• [Given text]:
::::::

Next, to interrogate why AMs in COPD need to maximize glycolysis, the authors revisit their RNA sequencing data and find that a gene called ME-1 (malic enzyme transcript 1) is one of the most significantly downregulated metabolic genes in COPD AMs compared with those from healthy control subjects. ME-1, a cytosolic, NADP-dependent enzyme, facilitates the production of pyruvate for use in mitochondria in the tricarboxylic acid (TCA) cycle. The authors show that ME-1 protein expression is lower in COPD AMs, and a loss of ME-1 in the human leukemia monocytic cell line THP-1 via CRISPR resulted in a similar metabolic phenotype to COPD AMs, namely, lower ratios of oxygen consumption rate to extracellular acidification rate, reduction in TCA intermediates, and increased glycolytic flux. Loss of ME-1 in THP-1 cells was also associated with reduced efferocytosis. ME-1 is a target gene of NRF2 (nuclear factor erythroid 2–related factor 2), and the authors have used NRF2 agonists in the past to restore macrophage phagocytosis in COPD (14). In this study, activation of NRF2 via the KEAP-1 (Kelch-like ECH-associated protein 1) inhibitor KI-696 significantly restored ME-1 expression, increased the abundance of TCA cycle intermediaries, and partially restored cellular energetics in COPD AMs. Finally, KI-696 functionally rescued COPD AM and MDM efferocytosis. Importantly, KI-696 could not completely rescue efferocytosis and was unable to restore efferocytosis in ME-1–deficient cells, implying that KI-696 efficacy is mediated through ME-1 but may not be solely driving the observed metabolic defects.

::::::

Dataset entries

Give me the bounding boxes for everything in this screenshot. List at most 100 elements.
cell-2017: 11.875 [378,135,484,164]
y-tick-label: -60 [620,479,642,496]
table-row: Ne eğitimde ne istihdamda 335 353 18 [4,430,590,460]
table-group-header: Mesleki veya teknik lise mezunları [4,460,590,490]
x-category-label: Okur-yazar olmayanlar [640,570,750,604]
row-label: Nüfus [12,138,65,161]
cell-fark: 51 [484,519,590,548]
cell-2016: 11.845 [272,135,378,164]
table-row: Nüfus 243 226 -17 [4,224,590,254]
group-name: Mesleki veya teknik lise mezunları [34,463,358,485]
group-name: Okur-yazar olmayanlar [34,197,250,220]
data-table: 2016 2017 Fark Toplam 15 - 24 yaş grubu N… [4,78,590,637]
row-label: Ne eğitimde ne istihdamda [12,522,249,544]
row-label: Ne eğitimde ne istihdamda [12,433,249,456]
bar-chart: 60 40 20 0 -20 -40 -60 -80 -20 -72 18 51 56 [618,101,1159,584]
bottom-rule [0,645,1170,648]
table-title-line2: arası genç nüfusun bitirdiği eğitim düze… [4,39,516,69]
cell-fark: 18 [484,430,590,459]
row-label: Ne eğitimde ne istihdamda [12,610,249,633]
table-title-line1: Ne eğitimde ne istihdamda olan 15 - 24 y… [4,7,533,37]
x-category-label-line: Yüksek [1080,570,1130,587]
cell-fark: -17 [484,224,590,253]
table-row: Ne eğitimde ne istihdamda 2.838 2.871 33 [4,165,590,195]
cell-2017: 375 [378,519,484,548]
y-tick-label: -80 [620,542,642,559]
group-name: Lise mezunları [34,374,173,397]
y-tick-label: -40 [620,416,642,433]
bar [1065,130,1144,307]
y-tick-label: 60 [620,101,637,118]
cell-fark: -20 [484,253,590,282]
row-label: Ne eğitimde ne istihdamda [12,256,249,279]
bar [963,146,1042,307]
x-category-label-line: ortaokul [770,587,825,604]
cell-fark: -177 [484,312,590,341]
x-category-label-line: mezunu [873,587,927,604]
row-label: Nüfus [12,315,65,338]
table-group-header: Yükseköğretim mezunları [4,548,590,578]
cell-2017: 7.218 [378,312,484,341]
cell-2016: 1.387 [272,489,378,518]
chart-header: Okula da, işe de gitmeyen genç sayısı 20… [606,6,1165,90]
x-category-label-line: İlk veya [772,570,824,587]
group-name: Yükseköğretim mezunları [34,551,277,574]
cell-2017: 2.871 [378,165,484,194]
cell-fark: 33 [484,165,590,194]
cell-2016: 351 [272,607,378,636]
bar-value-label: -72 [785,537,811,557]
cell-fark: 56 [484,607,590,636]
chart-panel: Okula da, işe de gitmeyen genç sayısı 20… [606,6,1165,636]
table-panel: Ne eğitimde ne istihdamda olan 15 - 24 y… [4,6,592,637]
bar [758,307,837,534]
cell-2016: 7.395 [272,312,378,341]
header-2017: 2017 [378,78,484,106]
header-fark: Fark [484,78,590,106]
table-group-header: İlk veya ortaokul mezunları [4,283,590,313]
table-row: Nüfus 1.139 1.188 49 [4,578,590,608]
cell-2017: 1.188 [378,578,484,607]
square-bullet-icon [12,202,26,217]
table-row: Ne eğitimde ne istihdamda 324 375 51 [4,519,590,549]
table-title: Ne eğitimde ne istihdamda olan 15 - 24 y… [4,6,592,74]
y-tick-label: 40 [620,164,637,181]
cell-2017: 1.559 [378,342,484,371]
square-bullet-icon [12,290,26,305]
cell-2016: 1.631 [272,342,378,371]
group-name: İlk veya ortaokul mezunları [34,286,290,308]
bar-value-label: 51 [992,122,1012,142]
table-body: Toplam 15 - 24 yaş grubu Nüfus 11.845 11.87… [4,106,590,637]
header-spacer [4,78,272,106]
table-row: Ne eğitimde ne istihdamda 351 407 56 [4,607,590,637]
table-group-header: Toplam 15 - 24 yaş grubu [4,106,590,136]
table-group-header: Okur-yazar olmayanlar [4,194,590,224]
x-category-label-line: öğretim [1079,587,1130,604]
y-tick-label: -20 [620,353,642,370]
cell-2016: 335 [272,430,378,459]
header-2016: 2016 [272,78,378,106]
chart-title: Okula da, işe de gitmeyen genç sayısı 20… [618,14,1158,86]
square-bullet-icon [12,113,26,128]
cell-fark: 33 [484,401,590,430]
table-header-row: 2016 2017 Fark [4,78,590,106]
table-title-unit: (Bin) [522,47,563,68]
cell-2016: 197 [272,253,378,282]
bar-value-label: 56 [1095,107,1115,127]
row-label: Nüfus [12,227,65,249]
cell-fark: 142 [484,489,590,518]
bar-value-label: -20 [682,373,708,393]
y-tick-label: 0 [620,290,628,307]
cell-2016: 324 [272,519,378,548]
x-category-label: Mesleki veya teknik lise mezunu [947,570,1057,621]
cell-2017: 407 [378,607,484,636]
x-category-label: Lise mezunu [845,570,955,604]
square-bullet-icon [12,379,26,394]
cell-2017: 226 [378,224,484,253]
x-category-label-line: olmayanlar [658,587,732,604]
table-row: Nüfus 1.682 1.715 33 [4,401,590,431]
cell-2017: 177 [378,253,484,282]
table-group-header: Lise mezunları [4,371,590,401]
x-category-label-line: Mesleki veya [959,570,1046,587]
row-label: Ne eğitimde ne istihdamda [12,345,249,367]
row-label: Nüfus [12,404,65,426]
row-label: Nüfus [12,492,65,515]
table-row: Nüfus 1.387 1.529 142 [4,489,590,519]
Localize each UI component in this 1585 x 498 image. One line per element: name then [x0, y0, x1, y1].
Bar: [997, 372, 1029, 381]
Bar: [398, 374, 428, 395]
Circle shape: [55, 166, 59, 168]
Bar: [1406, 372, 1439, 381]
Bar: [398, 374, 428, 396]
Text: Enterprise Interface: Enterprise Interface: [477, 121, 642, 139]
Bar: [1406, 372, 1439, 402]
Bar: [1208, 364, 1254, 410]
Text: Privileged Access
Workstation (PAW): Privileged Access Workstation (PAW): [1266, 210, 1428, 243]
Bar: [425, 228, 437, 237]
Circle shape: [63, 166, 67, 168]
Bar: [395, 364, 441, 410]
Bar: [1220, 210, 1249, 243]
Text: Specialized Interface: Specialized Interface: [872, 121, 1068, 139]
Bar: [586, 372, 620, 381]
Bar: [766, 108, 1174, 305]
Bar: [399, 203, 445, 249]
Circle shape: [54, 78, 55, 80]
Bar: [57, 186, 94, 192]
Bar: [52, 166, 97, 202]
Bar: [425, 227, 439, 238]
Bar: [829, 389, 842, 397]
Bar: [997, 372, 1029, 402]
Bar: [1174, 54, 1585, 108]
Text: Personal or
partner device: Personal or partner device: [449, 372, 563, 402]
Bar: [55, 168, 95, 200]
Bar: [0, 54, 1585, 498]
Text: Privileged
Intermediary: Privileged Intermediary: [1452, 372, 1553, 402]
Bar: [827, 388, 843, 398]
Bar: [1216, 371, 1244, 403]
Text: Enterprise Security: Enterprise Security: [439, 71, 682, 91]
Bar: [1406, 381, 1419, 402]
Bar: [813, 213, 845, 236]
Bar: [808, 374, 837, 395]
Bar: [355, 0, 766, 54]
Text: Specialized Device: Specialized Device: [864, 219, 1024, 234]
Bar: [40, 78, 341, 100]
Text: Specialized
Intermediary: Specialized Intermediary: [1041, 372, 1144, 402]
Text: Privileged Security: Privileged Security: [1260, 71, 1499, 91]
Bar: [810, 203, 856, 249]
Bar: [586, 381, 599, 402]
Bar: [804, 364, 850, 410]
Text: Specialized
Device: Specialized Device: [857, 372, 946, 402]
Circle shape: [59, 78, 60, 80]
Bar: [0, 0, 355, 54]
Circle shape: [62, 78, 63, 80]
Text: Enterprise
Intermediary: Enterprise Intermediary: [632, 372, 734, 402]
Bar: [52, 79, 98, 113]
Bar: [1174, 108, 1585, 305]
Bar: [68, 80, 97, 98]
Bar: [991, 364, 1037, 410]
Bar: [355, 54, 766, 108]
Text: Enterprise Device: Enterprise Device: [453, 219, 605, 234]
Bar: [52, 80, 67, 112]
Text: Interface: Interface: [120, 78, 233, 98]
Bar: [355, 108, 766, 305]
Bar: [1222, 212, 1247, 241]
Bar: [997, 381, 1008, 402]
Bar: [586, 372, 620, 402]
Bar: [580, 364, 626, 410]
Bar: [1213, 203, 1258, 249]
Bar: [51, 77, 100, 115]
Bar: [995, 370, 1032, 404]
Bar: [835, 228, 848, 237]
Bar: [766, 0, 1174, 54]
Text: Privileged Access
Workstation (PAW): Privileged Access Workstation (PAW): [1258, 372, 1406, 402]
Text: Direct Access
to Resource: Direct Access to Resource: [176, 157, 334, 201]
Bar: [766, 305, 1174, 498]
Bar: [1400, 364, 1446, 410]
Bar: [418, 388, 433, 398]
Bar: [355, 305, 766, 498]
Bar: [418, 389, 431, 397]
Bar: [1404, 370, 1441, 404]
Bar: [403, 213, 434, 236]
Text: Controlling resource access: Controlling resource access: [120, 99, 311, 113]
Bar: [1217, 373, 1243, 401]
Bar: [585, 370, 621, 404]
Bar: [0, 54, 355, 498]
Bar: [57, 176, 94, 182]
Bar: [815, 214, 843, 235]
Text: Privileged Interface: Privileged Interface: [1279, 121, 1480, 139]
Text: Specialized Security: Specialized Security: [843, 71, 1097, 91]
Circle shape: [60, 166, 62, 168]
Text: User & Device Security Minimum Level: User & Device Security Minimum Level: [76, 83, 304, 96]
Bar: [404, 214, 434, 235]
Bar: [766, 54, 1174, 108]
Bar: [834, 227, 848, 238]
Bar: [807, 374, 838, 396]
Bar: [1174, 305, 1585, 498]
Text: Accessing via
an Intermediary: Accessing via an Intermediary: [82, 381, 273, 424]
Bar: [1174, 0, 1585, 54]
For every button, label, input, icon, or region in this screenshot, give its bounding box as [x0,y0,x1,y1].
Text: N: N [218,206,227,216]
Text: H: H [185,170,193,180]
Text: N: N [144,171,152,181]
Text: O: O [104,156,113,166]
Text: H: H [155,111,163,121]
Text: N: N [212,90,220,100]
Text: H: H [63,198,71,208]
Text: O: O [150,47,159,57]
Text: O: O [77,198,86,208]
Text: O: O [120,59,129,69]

::::::

• [Your goal]: In the text on COPD macrophages, which compound was used to activate NRF2? None of the lines are needed here.

• [Exercise answer]: KI-696, a KEAP-1 (Kelch-like ECH-associated protein 1) inhibitor.